▸ Figure collection entries
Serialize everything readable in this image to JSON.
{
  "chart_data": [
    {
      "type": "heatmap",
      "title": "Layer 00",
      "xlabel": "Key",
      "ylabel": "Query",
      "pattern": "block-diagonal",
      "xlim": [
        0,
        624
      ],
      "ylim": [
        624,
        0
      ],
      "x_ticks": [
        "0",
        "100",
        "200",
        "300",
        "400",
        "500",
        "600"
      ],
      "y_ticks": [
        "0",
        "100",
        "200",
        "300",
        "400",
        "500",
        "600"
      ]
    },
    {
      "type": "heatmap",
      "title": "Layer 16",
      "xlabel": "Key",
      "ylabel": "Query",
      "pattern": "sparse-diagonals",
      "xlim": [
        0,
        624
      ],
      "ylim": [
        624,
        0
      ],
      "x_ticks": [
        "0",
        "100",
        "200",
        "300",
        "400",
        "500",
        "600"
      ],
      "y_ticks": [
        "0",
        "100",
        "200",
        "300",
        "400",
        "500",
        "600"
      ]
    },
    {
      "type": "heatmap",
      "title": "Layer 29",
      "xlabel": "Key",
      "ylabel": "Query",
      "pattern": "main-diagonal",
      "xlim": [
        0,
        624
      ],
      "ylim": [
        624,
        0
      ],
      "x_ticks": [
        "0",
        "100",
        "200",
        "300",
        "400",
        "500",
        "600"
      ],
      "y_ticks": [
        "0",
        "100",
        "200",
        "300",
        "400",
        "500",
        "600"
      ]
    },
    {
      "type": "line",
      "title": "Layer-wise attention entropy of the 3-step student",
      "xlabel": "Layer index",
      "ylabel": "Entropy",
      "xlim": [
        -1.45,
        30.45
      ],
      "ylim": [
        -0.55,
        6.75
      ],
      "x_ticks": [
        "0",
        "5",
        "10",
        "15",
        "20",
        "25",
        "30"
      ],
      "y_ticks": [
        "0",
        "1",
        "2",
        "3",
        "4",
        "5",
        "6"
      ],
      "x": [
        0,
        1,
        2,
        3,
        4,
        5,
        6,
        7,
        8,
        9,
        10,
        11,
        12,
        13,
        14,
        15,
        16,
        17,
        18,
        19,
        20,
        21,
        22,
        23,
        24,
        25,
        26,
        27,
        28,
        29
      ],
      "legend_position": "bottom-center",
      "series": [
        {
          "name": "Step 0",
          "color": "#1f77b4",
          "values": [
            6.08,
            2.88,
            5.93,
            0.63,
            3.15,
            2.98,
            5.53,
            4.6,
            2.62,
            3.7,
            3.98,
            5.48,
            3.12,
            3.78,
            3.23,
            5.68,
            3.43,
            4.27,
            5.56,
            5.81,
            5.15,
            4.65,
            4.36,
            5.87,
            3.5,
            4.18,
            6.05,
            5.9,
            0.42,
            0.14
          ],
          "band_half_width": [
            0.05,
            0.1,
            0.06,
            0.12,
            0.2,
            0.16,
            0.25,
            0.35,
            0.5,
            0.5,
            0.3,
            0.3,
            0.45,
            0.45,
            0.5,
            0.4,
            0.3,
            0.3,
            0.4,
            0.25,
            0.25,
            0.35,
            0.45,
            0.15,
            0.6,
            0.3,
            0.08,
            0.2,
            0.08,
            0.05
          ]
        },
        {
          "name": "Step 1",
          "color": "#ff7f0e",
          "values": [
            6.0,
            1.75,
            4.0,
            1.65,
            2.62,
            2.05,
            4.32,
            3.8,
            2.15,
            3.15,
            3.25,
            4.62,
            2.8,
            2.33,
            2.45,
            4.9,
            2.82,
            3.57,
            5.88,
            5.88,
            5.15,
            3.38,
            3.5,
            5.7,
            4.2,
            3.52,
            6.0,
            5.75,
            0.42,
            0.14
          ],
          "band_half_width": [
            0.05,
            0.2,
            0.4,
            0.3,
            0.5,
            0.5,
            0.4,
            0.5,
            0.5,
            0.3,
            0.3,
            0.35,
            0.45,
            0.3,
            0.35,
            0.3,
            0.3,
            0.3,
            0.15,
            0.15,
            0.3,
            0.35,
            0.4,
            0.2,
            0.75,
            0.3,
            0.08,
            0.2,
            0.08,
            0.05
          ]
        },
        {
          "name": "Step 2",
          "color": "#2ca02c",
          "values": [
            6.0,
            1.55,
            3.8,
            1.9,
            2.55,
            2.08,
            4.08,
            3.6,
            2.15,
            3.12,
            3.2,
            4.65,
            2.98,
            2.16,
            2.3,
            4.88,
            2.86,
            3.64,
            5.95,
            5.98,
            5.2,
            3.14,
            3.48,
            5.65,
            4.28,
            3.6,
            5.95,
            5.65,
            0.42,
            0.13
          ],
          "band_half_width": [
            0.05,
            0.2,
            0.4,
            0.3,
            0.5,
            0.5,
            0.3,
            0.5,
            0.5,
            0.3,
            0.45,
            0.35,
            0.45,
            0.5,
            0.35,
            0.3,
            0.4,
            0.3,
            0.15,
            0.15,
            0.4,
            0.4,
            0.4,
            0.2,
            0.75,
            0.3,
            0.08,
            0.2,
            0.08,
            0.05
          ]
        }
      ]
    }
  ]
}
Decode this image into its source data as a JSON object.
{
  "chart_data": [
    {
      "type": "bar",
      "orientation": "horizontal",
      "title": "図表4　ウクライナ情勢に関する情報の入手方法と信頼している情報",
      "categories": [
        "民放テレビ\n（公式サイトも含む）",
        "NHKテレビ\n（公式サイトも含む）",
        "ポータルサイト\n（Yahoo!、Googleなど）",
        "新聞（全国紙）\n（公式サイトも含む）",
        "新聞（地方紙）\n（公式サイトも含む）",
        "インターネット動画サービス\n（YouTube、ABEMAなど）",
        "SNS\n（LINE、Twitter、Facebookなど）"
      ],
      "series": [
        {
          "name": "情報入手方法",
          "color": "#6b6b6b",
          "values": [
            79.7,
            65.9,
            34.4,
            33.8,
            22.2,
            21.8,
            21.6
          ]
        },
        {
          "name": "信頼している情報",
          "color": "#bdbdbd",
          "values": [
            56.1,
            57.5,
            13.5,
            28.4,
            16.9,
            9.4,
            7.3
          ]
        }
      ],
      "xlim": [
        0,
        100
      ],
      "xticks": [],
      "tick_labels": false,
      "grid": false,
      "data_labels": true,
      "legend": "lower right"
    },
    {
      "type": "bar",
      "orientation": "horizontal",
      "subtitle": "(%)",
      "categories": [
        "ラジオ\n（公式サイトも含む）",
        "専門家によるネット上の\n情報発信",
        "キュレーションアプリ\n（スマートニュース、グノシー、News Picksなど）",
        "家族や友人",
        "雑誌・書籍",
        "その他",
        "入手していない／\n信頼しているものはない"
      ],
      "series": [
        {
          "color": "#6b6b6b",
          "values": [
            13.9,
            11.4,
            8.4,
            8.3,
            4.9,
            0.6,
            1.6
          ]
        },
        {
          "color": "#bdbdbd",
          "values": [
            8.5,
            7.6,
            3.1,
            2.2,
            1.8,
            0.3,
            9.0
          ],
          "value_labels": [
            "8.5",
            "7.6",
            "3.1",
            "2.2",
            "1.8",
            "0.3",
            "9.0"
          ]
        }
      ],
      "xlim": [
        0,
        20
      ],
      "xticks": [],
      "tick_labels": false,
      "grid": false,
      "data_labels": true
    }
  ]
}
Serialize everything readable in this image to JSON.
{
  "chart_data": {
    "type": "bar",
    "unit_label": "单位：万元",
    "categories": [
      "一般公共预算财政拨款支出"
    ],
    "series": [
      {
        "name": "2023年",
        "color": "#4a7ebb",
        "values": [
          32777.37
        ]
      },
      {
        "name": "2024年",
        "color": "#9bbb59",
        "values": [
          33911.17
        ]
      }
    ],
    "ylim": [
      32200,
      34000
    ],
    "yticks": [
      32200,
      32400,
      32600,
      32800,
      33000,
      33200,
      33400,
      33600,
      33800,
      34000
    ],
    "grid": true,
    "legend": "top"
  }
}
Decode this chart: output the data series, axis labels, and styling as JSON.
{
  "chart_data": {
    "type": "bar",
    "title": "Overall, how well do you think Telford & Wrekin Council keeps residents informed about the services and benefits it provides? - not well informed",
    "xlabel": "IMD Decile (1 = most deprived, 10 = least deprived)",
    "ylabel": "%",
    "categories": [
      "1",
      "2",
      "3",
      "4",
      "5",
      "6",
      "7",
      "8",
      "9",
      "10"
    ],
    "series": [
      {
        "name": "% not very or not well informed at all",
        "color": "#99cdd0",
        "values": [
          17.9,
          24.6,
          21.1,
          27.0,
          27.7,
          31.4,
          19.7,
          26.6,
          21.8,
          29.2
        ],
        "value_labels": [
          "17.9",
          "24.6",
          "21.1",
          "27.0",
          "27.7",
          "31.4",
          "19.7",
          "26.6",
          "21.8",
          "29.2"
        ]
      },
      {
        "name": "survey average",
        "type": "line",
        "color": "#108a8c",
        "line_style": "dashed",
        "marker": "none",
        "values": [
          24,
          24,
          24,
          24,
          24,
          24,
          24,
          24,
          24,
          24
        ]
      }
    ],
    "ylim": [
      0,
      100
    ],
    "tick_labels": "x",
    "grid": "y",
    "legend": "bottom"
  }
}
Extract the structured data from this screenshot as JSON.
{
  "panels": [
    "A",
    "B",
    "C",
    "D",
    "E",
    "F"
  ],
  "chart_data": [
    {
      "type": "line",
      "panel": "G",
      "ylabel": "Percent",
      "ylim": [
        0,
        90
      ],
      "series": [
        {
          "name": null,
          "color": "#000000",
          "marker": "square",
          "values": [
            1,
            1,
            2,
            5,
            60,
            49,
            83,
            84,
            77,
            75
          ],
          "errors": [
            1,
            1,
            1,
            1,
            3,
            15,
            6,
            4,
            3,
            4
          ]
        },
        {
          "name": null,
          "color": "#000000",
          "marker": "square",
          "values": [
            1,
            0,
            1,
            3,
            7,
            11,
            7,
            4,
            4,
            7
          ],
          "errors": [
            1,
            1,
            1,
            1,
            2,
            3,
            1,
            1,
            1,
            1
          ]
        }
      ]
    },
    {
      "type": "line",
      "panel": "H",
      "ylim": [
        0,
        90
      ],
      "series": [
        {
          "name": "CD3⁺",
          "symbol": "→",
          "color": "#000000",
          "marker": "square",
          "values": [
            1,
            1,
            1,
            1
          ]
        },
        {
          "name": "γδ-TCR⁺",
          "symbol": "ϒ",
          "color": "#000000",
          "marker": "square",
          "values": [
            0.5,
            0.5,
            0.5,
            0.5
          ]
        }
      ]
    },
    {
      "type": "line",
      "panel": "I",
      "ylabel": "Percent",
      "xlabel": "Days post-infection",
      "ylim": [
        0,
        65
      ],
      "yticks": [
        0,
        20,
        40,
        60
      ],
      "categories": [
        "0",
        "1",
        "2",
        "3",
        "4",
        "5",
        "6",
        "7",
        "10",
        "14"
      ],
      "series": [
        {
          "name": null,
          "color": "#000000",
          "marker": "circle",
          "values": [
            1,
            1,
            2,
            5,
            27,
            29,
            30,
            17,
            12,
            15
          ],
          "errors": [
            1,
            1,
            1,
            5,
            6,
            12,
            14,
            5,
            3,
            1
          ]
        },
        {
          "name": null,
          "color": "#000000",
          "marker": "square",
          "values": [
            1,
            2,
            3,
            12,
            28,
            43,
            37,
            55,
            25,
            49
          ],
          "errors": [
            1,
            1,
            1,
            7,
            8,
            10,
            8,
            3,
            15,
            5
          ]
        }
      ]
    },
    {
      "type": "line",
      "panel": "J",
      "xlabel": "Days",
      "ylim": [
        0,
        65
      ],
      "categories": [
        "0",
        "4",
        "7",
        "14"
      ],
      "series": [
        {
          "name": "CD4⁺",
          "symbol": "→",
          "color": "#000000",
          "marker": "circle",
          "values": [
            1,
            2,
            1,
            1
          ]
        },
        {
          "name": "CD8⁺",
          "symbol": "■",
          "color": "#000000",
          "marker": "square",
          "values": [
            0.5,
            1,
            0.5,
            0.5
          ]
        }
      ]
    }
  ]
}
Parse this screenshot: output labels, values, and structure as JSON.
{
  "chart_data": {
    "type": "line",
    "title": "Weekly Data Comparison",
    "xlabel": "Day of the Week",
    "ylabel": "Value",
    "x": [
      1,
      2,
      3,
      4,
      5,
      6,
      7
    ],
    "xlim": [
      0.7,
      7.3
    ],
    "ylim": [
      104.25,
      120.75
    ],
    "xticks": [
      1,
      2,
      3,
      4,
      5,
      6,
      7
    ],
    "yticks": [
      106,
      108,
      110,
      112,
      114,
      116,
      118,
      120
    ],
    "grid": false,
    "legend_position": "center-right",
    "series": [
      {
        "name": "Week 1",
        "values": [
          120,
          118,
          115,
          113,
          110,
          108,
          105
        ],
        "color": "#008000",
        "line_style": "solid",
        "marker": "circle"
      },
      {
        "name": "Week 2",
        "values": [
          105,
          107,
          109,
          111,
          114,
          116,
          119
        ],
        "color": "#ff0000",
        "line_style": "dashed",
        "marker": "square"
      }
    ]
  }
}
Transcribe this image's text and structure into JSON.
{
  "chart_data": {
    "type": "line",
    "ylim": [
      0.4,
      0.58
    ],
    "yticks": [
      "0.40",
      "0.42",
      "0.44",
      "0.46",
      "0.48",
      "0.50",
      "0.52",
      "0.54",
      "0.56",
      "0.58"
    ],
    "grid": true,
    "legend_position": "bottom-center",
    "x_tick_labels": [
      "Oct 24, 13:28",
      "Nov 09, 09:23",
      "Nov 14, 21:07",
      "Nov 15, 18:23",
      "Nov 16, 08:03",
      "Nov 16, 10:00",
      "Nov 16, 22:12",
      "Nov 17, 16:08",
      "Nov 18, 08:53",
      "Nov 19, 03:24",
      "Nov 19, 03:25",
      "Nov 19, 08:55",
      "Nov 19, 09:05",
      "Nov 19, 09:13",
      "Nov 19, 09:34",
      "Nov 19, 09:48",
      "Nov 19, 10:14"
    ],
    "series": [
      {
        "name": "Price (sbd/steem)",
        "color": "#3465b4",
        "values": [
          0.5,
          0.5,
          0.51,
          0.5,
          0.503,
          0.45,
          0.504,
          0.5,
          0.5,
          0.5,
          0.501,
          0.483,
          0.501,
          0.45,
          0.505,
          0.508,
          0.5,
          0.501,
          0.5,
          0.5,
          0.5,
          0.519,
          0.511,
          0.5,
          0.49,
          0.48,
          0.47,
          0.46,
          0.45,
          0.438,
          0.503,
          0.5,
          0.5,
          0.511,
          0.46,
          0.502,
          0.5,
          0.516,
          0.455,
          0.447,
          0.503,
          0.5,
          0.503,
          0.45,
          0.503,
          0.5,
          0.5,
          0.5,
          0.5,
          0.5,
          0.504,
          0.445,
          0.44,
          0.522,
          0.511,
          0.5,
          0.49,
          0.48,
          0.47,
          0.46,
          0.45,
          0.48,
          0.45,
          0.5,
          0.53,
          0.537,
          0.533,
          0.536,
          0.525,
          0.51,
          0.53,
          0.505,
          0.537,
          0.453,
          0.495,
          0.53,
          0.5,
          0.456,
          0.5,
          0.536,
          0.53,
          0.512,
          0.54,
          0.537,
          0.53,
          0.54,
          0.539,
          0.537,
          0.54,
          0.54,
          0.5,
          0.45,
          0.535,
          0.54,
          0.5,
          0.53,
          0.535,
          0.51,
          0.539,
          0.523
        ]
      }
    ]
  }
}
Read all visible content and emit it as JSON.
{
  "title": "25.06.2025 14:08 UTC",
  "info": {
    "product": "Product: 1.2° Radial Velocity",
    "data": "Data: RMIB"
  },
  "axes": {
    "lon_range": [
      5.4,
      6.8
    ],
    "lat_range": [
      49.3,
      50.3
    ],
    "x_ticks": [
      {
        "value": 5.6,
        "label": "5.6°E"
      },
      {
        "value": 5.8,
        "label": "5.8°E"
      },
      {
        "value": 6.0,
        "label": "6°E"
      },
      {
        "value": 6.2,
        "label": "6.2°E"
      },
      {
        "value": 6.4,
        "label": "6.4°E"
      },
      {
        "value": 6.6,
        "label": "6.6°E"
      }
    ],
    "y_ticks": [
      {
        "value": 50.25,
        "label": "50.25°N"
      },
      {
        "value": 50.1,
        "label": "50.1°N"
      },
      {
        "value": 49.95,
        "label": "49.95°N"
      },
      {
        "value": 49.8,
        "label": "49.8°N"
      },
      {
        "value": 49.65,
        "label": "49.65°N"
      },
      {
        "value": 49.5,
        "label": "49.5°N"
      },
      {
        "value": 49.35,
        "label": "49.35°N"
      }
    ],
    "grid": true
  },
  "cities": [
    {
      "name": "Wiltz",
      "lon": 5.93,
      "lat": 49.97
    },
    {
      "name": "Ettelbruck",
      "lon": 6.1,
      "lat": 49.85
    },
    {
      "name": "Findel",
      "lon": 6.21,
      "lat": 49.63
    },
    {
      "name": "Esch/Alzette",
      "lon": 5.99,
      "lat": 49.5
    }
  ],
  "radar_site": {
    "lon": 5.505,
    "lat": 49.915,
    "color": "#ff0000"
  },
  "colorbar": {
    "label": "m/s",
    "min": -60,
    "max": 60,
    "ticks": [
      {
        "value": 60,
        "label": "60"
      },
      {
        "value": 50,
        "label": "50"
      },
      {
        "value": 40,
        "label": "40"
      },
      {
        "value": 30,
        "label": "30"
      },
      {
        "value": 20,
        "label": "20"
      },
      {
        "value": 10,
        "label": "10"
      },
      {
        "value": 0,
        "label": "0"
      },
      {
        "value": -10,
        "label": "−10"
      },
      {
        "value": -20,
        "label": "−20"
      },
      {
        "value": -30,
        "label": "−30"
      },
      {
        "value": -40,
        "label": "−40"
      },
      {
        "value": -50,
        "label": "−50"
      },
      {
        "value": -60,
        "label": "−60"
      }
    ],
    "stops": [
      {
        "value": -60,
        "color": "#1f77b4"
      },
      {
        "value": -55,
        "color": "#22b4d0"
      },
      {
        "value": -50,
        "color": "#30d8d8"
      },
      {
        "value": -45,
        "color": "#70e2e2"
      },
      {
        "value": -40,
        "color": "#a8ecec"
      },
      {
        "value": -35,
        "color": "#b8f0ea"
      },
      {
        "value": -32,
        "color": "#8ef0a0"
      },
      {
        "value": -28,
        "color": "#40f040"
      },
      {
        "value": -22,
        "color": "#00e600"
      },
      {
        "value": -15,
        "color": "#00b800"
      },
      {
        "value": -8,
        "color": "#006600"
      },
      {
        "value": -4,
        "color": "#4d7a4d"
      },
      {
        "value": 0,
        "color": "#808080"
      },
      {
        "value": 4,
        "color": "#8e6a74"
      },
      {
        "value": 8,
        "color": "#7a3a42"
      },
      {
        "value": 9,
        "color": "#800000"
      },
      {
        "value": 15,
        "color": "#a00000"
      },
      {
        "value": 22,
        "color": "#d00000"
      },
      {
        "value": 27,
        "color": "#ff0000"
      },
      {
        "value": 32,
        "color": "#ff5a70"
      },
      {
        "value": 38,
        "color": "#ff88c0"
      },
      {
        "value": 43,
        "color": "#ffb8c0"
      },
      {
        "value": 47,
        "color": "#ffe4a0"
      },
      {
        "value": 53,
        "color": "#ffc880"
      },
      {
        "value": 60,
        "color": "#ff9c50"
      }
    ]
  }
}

▸ Exercise directions
Scan the material above. Return every line containing the string "well".

▸ Task output
    "title": "Overall, how well do you think Telford & Wrekin Council keeps residents informed about the services and benefits it provides? - not well informed",
        "name": "% not very or not well informed at all",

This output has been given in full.